### INSTRUCTIONS FOR THE TASK
Wherever the word "Group" shows up in a line, please copy that line.

### DATASET ENTRIES
[START]

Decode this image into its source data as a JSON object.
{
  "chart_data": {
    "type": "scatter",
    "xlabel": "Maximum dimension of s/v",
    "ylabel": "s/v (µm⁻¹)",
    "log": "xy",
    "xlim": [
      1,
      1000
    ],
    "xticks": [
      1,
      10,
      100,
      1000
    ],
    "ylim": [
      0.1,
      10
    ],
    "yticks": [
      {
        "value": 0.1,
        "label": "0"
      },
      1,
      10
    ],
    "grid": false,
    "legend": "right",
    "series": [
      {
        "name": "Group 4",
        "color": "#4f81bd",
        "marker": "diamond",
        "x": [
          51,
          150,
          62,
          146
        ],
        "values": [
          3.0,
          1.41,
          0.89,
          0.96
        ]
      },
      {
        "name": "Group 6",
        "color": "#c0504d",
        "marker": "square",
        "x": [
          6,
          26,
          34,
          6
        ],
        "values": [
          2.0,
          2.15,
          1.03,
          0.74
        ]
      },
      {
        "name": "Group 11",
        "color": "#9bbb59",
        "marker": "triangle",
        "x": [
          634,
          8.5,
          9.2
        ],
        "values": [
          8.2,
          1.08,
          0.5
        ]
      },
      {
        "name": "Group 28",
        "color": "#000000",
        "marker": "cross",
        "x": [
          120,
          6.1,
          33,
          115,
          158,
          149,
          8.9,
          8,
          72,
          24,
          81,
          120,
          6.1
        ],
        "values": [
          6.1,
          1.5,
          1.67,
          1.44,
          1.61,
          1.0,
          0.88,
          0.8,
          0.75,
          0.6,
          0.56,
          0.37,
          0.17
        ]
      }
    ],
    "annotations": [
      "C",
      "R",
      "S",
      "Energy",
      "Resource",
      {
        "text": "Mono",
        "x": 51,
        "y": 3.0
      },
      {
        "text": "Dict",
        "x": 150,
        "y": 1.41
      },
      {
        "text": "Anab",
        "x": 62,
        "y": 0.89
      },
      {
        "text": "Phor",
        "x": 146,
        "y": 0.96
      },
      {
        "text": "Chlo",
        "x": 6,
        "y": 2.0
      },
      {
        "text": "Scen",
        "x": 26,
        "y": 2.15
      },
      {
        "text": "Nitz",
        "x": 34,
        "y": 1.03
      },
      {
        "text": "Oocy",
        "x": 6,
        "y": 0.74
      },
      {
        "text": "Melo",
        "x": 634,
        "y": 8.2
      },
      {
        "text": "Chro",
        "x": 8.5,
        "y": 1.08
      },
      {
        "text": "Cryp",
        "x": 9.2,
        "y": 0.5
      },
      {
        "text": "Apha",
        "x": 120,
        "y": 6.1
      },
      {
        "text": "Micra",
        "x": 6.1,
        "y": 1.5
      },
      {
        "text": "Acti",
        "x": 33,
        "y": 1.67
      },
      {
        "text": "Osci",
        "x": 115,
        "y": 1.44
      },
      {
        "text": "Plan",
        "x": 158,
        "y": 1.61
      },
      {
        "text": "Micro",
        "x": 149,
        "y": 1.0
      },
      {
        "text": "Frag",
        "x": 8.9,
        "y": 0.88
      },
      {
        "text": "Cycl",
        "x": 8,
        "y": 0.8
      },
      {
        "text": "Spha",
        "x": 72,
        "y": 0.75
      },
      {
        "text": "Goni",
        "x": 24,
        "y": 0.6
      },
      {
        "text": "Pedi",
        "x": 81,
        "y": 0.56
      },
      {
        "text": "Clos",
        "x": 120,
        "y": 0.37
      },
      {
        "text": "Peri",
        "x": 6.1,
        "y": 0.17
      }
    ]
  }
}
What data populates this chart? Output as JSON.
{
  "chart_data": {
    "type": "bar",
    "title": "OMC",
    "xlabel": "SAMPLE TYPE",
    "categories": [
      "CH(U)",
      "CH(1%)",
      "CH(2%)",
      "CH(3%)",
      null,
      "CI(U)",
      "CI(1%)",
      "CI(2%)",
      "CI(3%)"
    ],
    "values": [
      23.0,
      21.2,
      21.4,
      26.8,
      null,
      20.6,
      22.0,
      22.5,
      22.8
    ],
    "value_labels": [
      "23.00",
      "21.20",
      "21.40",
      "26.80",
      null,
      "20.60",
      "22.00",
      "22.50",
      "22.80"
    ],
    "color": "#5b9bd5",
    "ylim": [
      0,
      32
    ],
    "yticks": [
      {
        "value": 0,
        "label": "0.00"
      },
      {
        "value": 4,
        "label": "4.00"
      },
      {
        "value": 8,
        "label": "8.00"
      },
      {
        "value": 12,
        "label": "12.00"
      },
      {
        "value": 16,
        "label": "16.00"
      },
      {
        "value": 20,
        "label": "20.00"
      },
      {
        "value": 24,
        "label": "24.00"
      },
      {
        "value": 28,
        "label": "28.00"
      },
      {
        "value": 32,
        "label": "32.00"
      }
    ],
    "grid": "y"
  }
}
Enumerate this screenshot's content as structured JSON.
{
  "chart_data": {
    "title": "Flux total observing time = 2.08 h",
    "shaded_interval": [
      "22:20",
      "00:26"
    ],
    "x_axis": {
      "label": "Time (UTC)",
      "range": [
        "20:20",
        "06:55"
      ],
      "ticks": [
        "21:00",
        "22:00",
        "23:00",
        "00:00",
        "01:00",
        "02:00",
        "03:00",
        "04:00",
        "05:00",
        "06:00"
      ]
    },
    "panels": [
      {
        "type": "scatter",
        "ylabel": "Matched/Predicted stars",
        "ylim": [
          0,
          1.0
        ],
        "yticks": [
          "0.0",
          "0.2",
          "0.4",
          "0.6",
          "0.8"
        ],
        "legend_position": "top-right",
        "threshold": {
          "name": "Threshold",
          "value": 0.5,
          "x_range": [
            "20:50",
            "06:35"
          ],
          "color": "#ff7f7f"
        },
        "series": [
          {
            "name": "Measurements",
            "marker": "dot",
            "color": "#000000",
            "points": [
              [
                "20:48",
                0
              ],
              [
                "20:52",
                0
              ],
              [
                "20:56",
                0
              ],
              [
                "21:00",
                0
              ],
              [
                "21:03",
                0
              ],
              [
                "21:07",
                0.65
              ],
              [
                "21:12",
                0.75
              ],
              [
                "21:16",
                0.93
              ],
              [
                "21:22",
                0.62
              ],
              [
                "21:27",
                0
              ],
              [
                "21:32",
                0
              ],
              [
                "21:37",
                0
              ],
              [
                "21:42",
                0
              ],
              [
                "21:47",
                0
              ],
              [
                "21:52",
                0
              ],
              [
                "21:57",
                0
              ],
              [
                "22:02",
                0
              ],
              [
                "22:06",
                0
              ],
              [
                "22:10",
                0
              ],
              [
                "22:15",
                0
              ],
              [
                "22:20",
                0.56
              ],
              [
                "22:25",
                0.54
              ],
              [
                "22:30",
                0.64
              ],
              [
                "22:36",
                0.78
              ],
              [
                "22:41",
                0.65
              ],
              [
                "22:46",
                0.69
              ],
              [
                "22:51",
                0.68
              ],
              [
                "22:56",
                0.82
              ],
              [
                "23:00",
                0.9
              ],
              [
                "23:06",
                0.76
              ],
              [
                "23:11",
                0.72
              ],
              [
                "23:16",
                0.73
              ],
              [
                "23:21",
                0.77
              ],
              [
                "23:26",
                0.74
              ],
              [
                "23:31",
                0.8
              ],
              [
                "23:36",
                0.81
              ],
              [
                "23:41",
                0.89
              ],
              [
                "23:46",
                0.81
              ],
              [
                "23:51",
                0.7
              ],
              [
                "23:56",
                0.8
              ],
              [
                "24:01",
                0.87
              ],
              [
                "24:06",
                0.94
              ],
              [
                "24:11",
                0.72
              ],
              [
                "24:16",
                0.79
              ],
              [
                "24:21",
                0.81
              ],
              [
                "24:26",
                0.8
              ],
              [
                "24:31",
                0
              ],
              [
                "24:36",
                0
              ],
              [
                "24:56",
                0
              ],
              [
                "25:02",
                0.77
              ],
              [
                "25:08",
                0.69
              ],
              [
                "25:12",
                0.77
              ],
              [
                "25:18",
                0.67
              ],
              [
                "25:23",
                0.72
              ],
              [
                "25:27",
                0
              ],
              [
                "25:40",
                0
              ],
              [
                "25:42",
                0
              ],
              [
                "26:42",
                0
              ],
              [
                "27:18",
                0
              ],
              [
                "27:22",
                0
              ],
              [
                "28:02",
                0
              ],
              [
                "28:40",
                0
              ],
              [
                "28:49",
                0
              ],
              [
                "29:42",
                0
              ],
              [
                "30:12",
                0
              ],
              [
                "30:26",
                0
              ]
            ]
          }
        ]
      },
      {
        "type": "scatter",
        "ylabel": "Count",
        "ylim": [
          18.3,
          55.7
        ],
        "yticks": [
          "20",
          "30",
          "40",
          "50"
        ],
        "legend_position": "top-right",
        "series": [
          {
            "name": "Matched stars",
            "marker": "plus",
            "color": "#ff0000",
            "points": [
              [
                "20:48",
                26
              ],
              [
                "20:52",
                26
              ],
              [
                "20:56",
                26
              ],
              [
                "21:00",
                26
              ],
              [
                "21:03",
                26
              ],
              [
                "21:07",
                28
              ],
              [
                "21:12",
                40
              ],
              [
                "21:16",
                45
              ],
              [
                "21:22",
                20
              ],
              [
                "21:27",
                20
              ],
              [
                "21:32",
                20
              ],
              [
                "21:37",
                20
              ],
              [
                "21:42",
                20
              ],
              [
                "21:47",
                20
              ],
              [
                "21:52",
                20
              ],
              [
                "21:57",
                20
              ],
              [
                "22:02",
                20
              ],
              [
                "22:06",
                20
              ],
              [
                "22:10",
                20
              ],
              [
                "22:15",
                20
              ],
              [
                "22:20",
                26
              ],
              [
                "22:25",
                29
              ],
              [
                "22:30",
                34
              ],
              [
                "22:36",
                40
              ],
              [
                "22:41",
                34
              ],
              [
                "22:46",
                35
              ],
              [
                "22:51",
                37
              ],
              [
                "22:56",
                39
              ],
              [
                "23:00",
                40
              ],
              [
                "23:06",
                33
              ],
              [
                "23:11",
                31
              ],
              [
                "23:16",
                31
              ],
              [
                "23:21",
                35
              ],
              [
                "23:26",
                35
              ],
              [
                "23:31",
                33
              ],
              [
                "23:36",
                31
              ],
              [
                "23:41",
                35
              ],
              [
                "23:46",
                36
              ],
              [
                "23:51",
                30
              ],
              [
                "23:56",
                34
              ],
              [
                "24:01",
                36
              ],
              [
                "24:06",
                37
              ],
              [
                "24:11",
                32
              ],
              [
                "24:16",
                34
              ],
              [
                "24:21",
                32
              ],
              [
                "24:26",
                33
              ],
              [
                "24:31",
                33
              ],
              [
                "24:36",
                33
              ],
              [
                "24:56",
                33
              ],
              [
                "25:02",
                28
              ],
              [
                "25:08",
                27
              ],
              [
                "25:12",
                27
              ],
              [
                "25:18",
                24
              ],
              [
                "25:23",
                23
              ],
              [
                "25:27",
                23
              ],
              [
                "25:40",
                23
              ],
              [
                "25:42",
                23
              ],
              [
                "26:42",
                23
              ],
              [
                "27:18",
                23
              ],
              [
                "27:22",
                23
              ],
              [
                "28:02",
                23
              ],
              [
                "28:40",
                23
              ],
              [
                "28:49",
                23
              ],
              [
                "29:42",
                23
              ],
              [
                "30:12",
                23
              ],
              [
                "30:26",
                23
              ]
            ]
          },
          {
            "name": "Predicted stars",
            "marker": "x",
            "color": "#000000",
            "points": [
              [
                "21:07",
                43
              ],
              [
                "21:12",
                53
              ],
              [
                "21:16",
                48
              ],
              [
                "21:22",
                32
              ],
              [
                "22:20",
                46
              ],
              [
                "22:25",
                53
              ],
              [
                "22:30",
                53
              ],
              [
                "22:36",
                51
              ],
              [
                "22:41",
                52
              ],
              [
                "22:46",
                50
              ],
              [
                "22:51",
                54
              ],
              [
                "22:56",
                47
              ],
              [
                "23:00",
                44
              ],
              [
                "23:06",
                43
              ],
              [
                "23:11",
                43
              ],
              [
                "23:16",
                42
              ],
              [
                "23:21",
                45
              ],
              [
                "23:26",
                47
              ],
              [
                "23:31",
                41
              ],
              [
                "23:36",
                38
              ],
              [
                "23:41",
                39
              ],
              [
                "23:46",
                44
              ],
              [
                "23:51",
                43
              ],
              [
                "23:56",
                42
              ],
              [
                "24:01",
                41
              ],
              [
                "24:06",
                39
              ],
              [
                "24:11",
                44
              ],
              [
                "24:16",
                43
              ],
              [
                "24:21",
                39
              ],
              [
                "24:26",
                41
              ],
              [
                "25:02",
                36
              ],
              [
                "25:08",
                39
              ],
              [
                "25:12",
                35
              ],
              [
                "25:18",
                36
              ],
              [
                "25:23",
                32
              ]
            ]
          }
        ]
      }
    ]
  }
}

[END]

### SOLUTION
        "name": "Group 4",
        "name": "Group 6",
        "name": "Group 11",
        "name": "Group 28",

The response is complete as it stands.